* LIST OF TASKS *
A. In the passage on the IBM contract dispute, what value did the High Court place on CISGIL's claim for wasted expenditure?
B. Reproduce the passage on the IBM contract dispute word for word from "In reaching that" to "Appeal to resolve.".

* TEXT EXCERPT *
· · ·

The parties entered into a contract under which IBM was to supply and manage an IT system for CIS General Insurance Limited (‘CISGIL’, now Soteria). The system was very late and ultimately not delivered. A dispute arose over a £2.9 million invoice from IBM. The invoice was not paid and the contract terminated.

The High Court held, among other things, that IBM had wrongfully repudiated the contract and that CISGIL had consequently established a claim for wasted expenditure, valued at £122 million. However, that claim was excluded in its entirety by operation of the clause in the contract which excluded liability for “loss of profit, revenue, savings (including anticipated savings)”.

In reaching that conclusion, the High Court said that CISGIL’s loss of bargain suffered as a result of IBM’s repudiatory breach comprised the savings, revenues and profits that would have been achieved had the IT solution been successfully implemented, and that a conventional claim for damages in this type of commercial case would usually be quantified based on those lost savings, revenues and profits. CISGIL was entitled to frame its claim as one for wasted expenditure but that simply represented a different method of quantifying the loss of bargain; it did not change the characteristics of the losses for which compensation was sought.

The proper construction of the exclusion clause was the primary issue for the Court of Appeal to resolve.

What did the Court of Appeal decide?

The Court of Appeal reversed the High Court’s decision for the following reasons:

  • Applying the principles of contract construction [3], claims for wasted expenditure (costs actually incurred but wasted) were not referred to in the clause and, on the natural and ordinary meaning of the words, were not included in “loss of profit, revenue [or] savings”. The fundamental difficulty was that the words were simply not there. In addition, the clause contained a good deal of particularity as to what types of loss were being excluded from the otherwise wide definition of losses in the contract. They included not only loss of profit, revenue or savings, but also loss of data, goodwill and reputation. The parties’ decision not to exclude claims for wasted expenditure was therefore telling.
  • Clear language was needed to exclude such an obvious remedy. The more valuable the right, the clearer the language of any exclusion clause will need to be; the more extreme the consequences, the more stringent the court must be before construing the clause in a way which allows the contract-breaker to avoid liability for what may be their catastrophic non-performance. There was nothing in the clause to suggest that the costs which CISGIL inevitably incurred in the expectation that the project would be completed satisfactorily, would somehow be irrecoverable if IBM repudiated the contract.

· · ·

* SOURCE EXCERPT *
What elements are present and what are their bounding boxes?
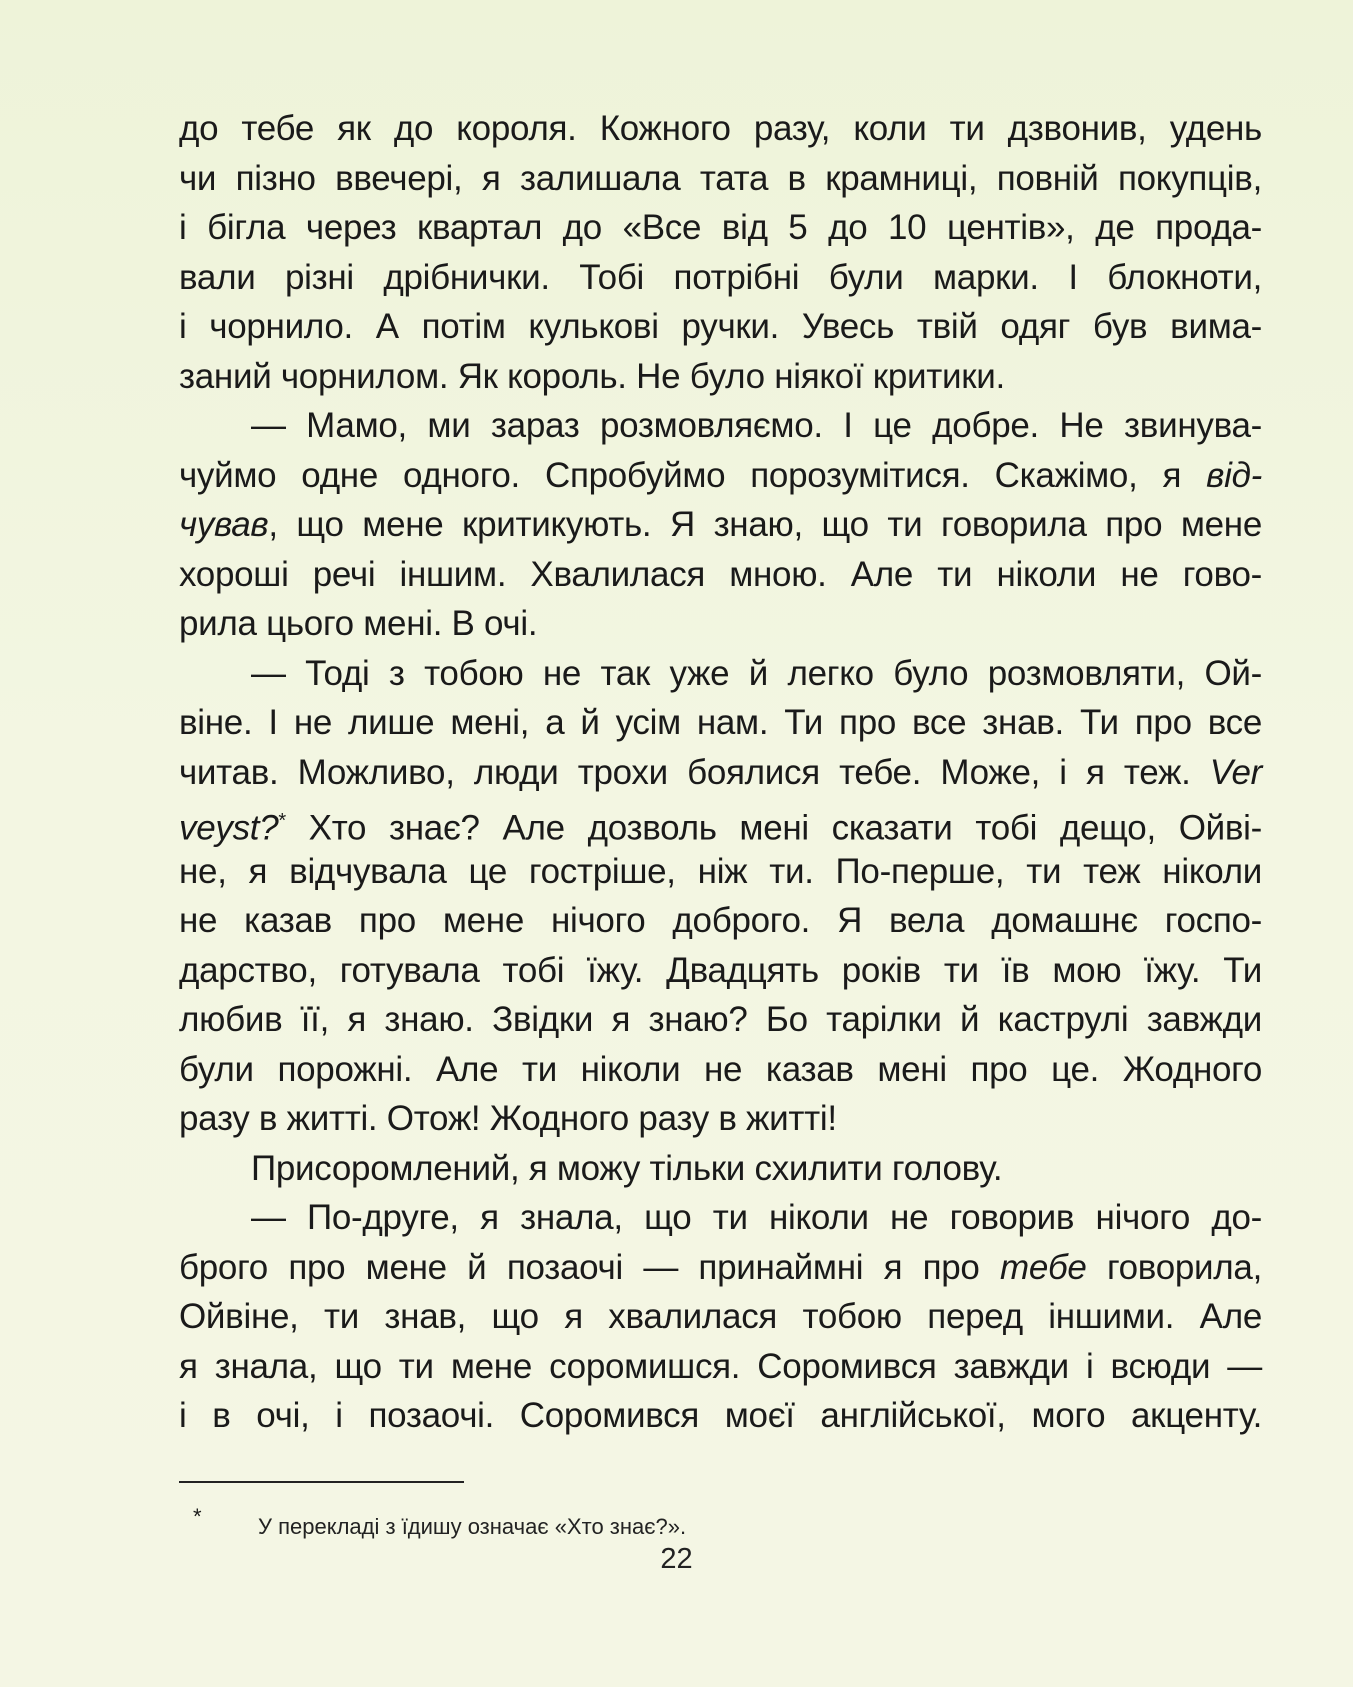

· · ·

* ANSWERS TO THE PROBLEMS *
A. £122 million.

B.
In reaching that conclusion, the High Court said that CISGIL’s loss of bargain suffered as a result of IBM’s repudiatory breach comprised the savings, revenues and profits that would have been achieved had the IT solution been successfully implemented, and that a conventional claim for damages in this type of commercial case would usually be quantified based on those lost savings, revenues and profits. CISGIL was entitled to frame its claim as one for wasted expenditure but that simply represented a different method of quantifying the loss of bargain; it did not change the characteristics of the losses for which compensation was sought.

The proper construction of the exclusion clause was the primary issue for the Court of Appeal to resolve.